> **ENTRIES**

-=-=-=-=-

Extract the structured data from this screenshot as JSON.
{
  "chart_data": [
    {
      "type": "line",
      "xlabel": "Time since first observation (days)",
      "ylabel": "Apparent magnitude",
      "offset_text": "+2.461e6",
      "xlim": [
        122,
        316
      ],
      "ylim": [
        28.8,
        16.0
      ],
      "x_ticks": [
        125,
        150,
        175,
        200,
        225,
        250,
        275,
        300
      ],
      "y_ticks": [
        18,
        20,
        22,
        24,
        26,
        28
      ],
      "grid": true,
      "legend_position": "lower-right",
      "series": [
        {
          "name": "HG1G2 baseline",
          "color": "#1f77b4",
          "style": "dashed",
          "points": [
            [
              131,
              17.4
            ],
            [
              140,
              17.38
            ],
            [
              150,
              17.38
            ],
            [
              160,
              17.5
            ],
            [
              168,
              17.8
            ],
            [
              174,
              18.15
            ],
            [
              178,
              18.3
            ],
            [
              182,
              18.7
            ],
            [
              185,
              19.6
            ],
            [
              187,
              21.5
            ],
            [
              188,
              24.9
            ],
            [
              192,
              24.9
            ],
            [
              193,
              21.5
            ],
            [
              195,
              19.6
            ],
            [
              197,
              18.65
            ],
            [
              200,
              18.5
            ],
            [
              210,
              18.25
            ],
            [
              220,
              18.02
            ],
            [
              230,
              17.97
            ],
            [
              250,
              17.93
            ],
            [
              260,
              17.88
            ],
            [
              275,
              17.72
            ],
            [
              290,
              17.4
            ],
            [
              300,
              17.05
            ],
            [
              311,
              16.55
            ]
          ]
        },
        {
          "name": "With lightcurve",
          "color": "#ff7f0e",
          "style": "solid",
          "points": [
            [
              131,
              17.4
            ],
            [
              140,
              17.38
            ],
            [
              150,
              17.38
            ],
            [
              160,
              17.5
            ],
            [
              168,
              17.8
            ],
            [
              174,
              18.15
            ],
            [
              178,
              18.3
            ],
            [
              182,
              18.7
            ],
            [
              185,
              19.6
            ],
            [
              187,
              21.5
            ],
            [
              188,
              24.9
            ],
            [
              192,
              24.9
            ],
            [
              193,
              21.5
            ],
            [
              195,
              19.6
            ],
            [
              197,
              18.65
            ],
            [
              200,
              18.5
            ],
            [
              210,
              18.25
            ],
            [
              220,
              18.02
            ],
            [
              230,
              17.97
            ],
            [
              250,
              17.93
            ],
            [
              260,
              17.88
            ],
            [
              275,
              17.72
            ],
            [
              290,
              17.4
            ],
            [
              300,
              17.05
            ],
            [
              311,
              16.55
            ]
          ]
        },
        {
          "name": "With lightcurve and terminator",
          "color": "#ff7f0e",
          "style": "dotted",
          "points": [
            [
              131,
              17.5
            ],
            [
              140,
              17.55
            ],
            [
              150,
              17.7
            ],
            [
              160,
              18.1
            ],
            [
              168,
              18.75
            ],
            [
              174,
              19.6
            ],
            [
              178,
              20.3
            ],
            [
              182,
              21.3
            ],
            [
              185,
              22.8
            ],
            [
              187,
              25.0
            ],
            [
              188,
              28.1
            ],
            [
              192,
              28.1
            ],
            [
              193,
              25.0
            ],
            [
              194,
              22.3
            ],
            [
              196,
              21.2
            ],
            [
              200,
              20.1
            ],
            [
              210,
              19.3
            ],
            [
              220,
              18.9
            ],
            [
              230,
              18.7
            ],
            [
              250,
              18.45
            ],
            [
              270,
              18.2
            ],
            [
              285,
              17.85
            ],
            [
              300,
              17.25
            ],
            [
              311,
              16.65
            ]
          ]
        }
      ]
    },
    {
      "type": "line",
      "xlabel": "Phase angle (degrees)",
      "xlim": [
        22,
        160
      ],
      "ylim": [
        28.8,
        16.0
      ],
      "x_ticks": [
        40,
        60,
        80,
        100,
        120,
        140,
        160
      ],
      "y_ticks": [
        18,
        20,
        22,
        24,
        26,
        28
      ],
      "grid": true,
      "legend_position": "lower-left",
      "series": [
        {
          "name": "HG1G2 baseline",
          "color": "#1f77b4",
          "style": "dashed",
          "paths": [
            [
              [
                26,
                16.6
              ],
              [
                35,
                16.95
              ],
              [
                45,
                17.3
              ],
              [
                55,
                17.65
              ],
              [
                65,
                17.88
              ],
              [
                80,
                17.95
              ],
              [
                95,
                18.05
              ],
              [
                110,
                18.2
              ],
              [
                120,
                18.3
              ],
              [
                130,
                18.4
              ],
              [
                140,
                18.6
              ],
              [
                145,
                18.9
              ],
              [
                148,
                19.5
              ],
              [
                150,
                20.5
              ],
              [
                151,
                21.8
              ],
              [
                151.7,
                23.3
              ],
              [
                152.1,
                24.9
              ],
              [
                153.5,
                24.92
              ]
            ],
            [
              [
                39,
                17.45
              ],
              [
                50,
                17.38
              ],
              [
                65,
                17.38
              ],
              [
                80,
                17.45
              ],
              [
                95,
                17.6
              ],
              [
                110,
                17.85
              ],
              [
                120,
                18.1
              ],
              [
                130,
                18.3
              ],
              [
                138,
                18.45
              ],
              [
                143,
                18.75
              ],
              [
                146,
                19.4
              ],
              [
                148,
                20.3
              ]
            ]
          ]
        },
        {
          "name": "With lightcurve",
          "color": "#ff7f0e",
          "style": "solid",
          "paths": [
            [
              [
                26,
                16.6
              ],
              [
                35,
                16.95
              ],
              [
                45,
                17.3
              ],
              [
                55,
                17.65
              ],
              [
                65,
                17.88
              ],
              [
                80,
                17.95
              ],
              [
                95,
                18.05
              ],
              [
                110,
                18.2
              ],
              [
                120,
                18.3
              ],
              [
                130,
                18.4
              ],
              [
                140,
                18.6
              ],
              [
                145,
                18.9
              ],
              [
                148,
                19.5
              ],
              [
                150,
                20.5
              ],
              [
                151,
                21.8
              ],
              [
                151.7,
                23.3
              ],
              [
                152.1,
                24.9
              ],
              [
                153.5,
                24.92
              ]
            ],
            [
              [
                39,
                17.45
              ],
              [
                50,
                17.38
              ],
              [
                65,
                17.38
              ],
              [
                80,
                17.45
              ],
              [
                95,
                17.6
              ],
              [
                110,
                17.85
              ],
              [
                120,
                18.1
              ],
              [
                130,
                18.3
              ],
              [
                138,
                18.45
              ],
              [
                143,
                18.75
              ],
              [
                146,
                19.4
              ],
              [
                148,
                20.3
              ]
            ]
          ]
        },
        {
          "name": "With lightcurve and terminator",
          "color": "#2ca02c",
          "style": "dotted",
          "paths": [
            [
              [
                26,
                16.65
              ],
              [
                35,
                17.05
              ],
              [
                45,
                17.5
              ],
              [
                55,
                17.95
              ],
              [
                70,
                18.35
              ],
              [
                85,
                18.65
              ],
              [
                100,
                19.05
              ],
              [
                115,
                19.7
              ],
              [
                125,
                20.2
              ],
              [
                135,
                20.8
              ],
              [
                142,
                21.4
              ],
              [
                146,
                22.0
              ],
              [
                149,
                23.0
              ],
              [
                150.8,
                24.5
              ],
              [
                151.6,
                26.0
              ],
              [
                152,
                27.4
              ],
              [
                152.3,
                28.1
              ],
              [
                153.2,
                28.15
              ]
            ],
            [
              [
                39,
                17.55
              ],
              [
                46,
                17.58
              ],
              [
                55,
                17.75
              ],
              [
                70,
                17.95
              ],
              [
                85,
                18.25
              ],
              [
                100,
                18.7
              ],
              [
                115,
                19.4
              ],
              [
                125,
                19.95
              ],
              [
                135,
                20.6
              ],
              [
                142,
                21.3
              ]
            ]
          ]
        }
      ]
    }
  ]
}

-=-=-=-=-

> **PROBLEM**
Extract, word for word, each line of the listing above.

> **THE RESPONSE**
Extract the structured data from this screenshot as JSON.
{
  "chart_data": [
    {
      "type": "line",
      "xlabel": "Time since first observation (days)",
      "ylabel": "Apparent magnitude",
      "offset_text": "+2.461e6",
      "xlim": [
        122,
        316
      ],
      "ylim": [
        28.8,
        16.0
      ],
      "x_ticks": [
        125,
        150,
        175,
        200,
        225,
        250,
        275,
        300
      ],
      "y_ticks": [
        18,
        20,
        22,
        24,
        26,
        28
      ],
      "grid": true,
      "legend_position": "lower-right",
      "series": [
        {
          "name": "HG1G2 baseline",
          "color": "#1f77b4",
          "style": "dashed",
          "points": [
            [
              131,
              17.4
            ],
            [
              140,
              17.38
            ],
            [
              150,
              17.38
            ],
            [
              160,
              17.5
            ],
            [
              168,
              17.8
            ],
            [
              174,
              18.15
            ],
            [
              178,
              18.3
            ],
            [
              182,
              18.7
            ],
            [
              185,
              19.6
            ],
            [
              187,
              21.5
            ],
            [
              188,
              24.9
            ],
            [
              192,
              24.9
            ],
            [
              193,
              21.5
            ],
            [
              195,
              19.6
            ],
            [
              197,
              18.65
            ],
            [
              200,
              18.5
            ],
            [
              210,
              18.25
            ],
            [
              220,
              18.02
            ],
            [
              230,
              17.97
            ],
            [
              250,
              17.93
            ],
            [
              260,
              17.88
            ],
            [
              275,
              17.72
            ],
            [
              290,
              17.4
            ],
            [
              300,
              17.05
            ],
            [
              311,
              16.55
            ]
          ]
        },
        {
          "name": "With lightcurve",
          "color": "#ff7f0e",
          "style": "solid",
          "points": [
            [
              131,
              17.4
            ],
            [
              140,
              17.38
            ],
            [
              150,
              17.38
            ],
            [
              160,
              17.5
            ],
            [
              168,
              17.8
            ],
            [
              174,
              18.15
            ],
            [
              178,
              18.3
            ],
            [
              182,
              18.7
            ],
            [
              185,
              19.6
            ],
            [
              187,
              21.5
            ],
            [
              188,
              24.9
            ],
            [
              192,
              24.9
            ],
            [
              193,
              21.5
            ],
            [
              195,
              19.6
            ],
            [
              197,
              18.65
            ],
            [
              200,
              18.5
            ],
            [
              210,
              18.25
            ],
            [
              220,
              18.02
            ],
            [
              230,
              17.97
            ],
            [
              250,
              17.93
            ],
            [
              260,
              17.88
            ],
            [
              275,
              17.72
            ],
            [
              290,
              17.4
            ],
            [
              300,
              17.05
            ],
            [
              311,
              16.55
            ]
          ]
        },
        {
          "name": "With lightcurve and terminator",
          "color": "#ff7f0e",
          "style": "dotted",
          "points": [
            [
              131,
              17.5
            ],
            [
              140,
              17.55
            ],
            [
              150,
              17.7
            ],
            [
              160,
              18.1
            ],
            [
              168,
              18.75
            ],
            [
              174,
              19.6
            ],
            [
              178,
              20.3
            ],
            [
              182,
              21.3
            ],
            [
              185,
              22.8
            ],
            [
              187,
              25.0
            ],
            [
              188,
              28.1
            ],
            [
              192,
              28.1
            ],
            [
              193,
              25.0
            ],
            [
              194,
              22.3
            ],
            [
              196,
              21.2
            ],
            [
              200,
              20.1
            ],
            [
              210,
              19.3
            ],
            [
              220,
              18.9
            ],
            [
              230,
              18.7
            ],
            [
              250,
              18.45
            ],
            [
              270,
              18.2
            ],
            [
              285,
              17.85
            ],
            [
              300,
              17.25
            ],
            [
              311,
              16.65
            ]
          ]
        }
      ]
    },
    {
      "type": "line",
      "xlabel": "Phase angle (degrees)",
      "xlim": [
        22,
        160
      ],
      "ylim": [
        28.8,
        16.0
      ],
      "x_ticks": [
        40,
        60,
        80,
        100,
        120,
        140,
        160
      ],
      "y_ticks": [
        18,
        20,
        22,
        24,
        26,
        28
      ],
      "grid": true,
      "legend_position": "lower-left",
      "series": [
        {
          "name": "HG1G2 baseline",
          "color": "#1f77b4",
          "style": "dashed",
          "paths": [
            [
              [
                26,
                16.6
              ],
              [
                35,
                16.95
              ],
              [
                45,
                17.3
              ],
              [
                55,
                17.65
              ],
              [
                65,
                17.88
              ],
              [
                80,
                17.95
              ],
              [
                95,
                18.05
              ],
              [
                110,
                18.2
              ],
              [
                120,
                18.3
              ],
              [
                130,
                18.4
              ],
              [
                140,
                18.6
              ],
              [
                145,
                18.9
              ],
              [
                148,
                19.5
              ],
              [
                150,
                20.5
              ],
              [
                151,
                21.8
              ],
              [
                151.7,
                23.3
              ],
              [
                152.1,
                24.9
              ],
              [
                153.5,
                24.92
              ]
            ],
            [
              [
                39,
                17.45
              ],
              [
                50,
                17.38
              ],
              [
                65,
                17.38
              ],
              [
                80,
                17.45
              ],
              [
                95,
                17.6
              ],
              [
                110,
                17.85
              ],
              [
                120,
                18.1
              ],
              [
                130,
                18.3
              ],
              [
                138,
                18.45
              ],
              [
                143,
                18.75
              ],
              [
                146,
                19.4
              ],
              [
                148,
                20.3
              ]
            ]
          ]
        },
        {
          "name": "With lightcurve",
          "color": "#ff7f0e",
          "style": "solid",
          "paths": [
            [
              [
                26,
                16.6
              ],
              [
                35,
                16.95
              ],
              [
                45,
                17.3
              ],
              [
                55,
                17.65
              ],
              [
                65,
                17.88
              ],
              [
                80,
                17.95
              ],
              [
                95,
                18.05
              ],
              [
                110,
                18.2
              ],
              [
                120,
                18.3
              ],
              [
                130,
                18.4
              ],
              [
                140,
                18.6
              ],
              [
                145,
                18.9
              ],
              [
                148,
                19.5
              ],
              [
                150,
                20.5
              ],
              [
                151,
                21.8
              ],
              [
                151.7,
                23.3
              ],
              [
                152.1,
                24.9
              ],
              [
                153.5,
                24.92
              ]
            ],
            [
              [
                39,
                17.45
              ],
              [
                50,
                17.38
              ],
              [
                65,
                17.38
              ],
              [
                80,
                17.45
              ],
              [
                95,
                17.6
              ],
              [
                110,
                17.85
              ],
              [
                120,
                18.1
              ],
              [
                130,
                18.3
              ],
              [
                138,
                18.45
              ],
              [
                143,
                18.75
              ],
              [
                146,
                19.4
              ],
              [
                148,
                20.3
              ]
            ]
          ]
        },
        {
          "name": "With lightcurve and terminator",
          "color": "#2ca02c",
          "style": "dotted",
          "paths": [
            [
              [
                26,
                16.65
              ],
              [
                35,
                17.05
              ],
              [
                45,
                17.5
              ],
              [
                55,
                17.95
              ],
              [
                70,
                18.35
              ],
              [
                85,
                18.65
              ],
              [
                100,
                19.05
              ],
              [
                115,
                19.7
              ],
              [
                125,
                20.2
              ],
              [
                135,
                20.8
              ],
              [
                142,
                21.4
              ],
              [
                146,
                22.0
              ],
              [
                149,
                23.0
              ],
              [
                150.8,
                24.5
              ],
              [
                151.6,
                26.0
              ],
              [
                152,
                27.4
              ],
              [
                152.3,
                28.1
              ],
              [
                153.2,
                28.15
              ]
            ],
            [
              [
                39,
                17.55
              ],
              [
                46,
                17.58
              ],
              [
                55,
                17.75
              ],
              [
                70,
                17.95
              ],
              [
                85,
                18.25
              ],
              [
                100,
                18.7
              ],
              [
                115,
                19.4
              ],
              [
                125,
                19.95
              ],
              [
                135,
                20.6
              ],
              [
                142,
                21.3
              ]
            ]
          ]
        }
      ]
    }
  ]
}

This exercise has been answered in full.